-- CHALLENGE --
For each line of the data below that holds "color", copy the line.

-- Items from a dataset --
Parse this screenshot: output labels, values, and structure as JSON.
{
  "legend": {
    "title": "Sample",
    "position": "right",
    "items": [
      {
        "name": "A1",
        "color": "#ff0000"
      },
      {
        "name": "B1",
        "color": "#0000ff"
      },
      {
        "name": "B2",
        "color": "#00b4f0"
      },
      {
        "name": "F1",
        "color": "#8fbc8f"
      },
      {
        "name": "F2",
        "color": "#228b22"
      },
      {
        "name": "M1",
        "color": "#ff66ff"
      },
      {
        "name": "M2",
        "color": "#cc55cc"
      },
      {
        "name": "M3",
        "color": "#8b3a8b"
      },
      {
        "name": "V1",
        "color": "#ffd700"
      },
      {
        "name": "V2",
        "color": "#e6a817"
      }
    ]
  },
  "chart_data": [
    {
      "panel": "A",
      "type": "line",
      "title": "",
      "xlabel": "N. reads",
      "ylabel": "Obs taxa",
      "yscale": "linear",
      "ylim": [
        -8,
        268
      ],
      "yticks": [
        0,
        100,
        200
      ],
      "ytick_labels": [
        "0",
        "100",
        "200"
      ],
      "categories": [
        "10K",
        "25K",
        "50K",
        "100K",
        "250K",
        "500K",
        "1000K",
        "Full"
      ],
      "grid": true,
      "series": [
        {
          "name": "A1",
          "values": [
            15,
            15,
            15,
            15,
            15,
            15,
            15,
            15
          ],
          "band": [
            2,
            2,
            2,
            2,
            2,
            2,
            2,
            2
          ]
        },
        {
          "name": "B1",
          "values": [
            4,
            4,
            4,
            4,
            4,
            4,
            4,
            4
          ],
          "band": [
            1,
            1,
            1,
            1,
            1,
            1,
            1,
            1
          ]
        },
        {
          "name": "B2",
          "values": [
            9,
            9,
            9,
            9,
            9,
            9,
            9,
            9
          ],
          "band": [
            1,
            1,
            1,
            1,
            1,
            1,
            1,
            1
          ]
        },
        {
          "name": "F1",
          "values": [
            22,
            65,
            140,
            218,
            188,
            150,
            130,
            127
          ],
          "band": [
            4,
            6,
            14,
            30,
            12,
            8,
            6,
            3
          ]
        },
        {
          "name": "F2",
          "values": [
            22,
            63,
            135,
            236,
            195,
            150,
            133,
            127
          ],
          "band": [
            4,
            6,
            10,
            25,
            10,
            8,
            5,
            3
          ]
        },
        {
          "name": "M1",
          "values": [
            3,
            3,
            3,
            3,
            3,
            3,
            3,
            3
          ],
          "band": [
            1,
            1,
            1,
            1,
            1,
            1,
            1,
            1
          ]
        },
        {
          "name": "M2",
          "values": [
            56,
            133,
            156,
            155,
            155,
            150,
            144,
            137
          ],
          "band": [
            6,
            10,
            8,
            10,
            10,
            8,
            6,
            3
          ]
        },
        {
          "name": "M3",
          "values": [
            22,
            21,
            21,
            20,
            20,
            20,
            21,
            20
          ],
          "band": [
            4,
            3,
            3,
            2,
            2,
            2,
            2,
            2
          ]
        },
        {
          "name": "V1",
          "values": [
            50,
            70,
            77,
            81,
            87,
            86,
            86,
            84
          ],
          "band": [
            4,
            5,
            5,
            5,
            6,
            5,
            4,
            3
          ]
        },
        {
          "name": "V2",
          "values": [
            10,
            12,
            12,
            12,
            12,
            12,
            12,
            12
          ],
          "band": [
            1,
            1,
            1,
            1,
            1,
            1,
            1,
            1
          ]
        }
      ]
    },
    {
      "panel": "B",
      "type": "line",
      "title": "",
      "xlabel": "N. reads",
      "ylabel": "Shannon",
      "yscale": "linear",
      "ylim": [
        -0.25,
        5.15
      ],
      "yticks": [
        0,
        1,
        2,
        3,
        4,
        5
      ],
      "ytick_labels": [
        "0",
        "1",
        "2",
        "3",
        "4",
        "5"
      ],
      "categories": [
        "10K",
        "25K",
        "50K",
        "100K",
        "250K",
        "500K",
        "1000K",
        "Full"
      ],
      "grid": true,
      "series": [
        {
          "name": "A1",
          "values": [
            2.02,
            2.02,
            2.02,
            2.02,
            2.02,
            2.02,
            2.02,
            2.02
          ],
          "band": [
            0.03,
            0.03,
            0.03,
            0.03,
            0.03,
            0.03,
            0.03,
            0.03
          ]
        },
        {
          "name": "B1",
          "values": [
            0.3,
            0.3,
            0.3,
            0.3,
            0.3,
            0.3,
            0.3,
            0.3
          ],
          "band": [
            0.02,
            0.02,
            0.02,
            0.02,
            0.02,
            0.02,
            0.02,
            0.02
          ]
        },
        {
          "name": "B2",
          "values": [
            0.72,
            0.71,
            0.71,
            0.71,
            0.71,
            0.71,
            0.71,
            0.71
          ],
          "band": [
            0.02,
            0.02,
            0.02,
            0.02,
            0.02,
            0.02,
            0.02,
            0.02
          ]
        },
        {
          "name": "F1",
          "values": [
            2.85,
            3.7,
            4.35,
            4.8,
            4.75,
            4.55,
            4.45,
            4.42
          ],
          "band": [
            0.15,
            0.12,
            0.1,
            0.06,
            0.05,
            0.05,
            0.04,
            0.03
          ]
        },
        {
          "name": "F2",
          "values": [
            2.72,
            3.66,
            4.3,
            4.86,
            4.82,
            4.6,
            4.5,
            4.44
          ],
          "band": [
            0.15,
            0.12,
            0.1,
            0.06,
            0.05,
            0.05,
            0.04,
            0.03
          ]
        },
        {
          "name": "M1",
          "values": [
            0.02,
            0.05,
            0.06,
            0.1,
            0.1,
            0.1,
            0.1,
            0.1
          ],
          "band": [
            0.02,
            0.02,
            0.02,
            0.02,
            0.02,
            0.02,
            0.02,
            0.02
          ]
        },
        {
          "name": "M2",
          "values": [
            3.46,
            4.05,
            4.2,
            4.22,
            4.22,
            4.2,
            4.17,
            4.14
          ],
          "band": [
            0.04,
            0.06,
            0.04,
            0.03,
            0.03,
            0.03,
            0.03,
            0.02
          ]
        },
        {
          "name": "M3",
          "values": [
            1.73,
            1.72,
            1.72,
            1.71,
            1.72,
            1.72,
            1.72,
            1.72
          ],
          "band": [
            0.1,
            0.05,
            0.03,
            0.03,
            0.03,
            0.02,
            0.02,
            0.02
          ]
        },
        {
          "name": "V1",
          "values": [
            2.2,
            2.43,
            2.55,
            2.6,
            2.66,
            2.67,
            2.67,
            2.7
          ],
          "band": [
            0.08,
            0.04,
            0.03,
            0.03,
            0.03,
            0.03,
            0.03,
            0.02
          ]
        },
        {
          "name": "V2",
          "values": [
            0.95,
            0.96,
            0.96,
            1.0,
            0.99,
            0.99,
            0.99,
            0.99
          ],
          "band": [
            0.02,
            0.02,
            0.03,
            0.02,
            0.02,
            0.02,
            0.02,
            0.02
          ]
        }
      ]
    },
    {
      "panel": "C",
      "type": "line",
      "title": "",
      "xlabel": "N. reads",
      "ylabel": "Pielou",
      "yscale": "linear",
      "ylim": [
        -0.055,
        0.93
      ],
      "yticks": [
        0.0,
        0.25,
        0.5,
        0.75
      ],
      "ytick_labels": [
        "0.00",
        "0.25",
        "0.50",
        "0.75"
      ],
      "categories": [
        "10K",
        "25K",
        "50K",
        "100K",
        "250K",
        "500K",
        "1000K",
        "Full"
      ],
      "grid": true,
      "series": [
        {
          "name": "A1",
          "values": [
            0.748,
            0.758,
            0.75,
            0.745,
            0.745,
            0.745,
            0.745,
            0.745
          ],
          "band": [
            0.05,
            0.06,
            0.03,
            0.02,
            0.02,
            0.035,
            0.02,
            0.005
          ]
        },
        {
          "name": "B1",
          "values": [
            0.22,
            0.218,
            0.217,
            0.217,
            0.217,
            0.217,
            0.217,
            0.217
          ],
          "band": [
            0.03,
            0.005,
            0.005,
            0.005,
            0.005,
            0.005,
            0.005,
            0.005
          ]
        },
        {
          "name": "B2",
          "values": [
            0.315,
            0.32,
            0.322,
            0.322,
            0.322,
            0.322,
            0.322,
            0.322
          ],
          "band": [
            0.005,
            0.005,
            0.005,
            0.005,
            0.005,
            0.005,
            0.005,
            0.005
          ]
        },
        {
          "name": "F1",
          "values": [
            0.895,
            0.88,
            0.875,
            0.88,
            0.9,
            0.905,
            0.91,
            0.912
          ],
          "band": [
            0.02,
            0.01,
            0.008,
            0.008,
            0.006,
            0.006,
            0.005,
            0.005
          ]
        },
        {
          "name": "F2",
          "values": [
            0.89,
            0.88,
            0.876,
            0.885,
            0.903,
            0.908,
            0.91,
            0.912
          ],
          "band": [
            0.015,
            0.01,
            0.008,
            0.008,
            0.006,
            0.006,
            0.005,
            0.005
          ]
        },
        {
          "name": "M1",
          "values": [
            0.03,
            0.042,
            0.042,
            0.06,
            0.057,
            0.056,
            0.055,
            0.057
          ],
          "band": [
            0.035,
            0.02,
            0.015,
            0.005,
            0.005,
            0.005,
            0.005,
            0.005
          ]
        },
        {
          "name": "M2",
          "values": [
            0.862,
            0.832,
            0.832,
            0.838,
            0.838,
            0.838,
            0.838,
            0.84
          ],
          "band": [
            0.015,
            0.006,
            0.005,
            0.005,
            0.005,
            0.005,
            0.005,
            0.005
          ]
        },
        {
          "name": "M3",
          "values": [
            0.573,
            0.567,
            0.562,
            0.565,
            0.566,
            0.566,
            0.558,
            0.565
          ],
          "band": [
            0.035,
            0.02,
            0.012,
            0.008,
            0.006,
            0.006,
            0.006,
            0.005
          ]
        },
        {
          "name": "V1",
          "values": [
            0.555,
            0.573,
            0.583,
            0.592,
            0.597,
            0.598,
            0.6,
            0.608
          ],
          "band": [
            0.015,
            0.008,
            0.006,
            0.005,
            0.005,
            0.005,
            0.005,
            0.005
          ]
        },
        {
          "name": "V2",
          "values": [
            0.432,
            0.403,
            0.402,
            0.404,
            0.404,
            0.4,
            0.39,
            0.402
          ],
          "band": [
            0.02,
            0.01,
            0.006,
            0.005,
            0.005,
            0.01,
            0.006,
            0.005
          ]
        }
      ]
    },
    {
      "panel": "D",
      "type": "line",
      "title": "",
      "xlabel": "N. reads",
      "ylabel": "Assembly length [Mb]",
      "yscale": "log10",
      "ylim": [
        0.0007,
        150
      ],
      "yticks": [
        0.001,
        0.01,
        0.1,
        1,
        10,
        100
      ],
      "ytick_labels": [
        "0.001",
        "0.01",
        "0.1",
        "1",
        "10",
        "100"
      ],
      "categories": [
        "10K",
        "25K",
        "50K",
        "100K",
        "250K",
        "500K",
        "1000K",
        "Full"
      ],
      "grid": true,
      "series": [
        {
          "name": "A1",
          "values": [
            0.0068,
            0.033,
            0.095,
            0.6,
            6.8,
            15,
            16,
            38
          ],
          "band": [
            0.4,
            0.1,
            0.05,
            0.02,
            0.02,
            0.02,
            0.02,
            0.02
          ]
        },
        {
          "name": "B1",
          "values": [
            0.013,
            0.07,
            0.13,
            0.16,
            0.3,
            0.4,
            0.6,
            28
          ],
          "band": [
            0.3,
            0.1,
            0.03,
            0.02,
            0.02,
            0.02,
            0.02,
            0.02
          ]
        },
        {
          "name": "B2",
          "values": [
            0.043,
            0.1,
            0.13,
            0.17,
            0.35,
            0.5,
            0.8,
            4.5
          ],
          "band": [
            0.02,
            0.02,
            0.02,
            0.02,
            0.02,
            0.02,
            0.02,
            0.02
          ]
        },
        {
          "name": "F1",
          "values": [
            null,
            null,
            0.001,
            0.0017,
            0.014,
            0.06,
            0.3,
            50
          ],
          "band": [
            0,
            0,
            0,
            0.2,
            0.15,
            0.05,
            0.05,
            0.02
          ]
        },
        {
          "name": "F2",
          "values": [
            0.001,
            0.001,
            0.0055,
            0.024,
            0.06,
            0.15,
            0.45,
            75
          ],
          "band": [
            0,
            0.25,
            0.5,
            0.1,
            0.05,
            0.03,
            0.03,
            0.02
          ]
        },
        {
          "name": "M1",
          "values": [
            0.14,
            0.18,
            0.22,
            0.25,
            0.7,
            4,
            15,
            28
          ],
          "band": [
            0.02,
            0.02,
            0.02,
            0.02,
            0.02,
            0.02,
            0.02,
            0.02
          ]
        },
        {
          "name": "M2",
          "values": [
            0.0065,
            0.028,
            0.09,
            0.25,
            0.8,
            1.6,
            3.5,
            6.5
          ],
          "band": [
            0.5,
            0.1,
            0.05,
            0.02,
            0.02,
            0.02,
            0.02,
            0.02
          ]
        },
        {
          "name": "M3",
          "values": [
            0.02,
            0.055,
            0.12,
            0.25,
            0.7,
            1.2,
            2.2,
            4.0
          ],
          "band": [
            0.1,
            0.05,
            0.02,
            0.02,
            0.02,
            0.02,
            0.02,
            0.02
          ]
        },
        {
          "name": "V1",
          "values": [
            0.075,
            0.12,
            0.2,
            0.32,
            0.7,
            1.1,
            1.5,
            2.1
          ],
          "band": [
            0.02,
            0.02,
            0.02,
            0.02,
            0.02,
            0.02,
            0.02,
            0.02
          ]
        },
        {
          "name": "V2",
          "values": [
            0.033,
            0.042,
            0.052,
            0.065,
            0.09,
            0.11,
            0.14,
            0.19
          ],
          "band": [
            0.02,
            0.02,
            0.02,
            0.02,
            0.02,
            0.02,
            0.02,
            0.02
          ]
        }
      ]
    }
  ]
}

-- SOLUTION FOR THIS TASK --
        "color": "#ff0000"
        "color": "#0000ff"
        "color": "#00b4f0"
        "color": "#8fbc8f"
        "color": "#228b22"
        "color": "#ff66ff"
        "color": "#cc55cc"
        "color": "#8b3a8b"
        "color": "#ffd700"
        "color": "#e6a817"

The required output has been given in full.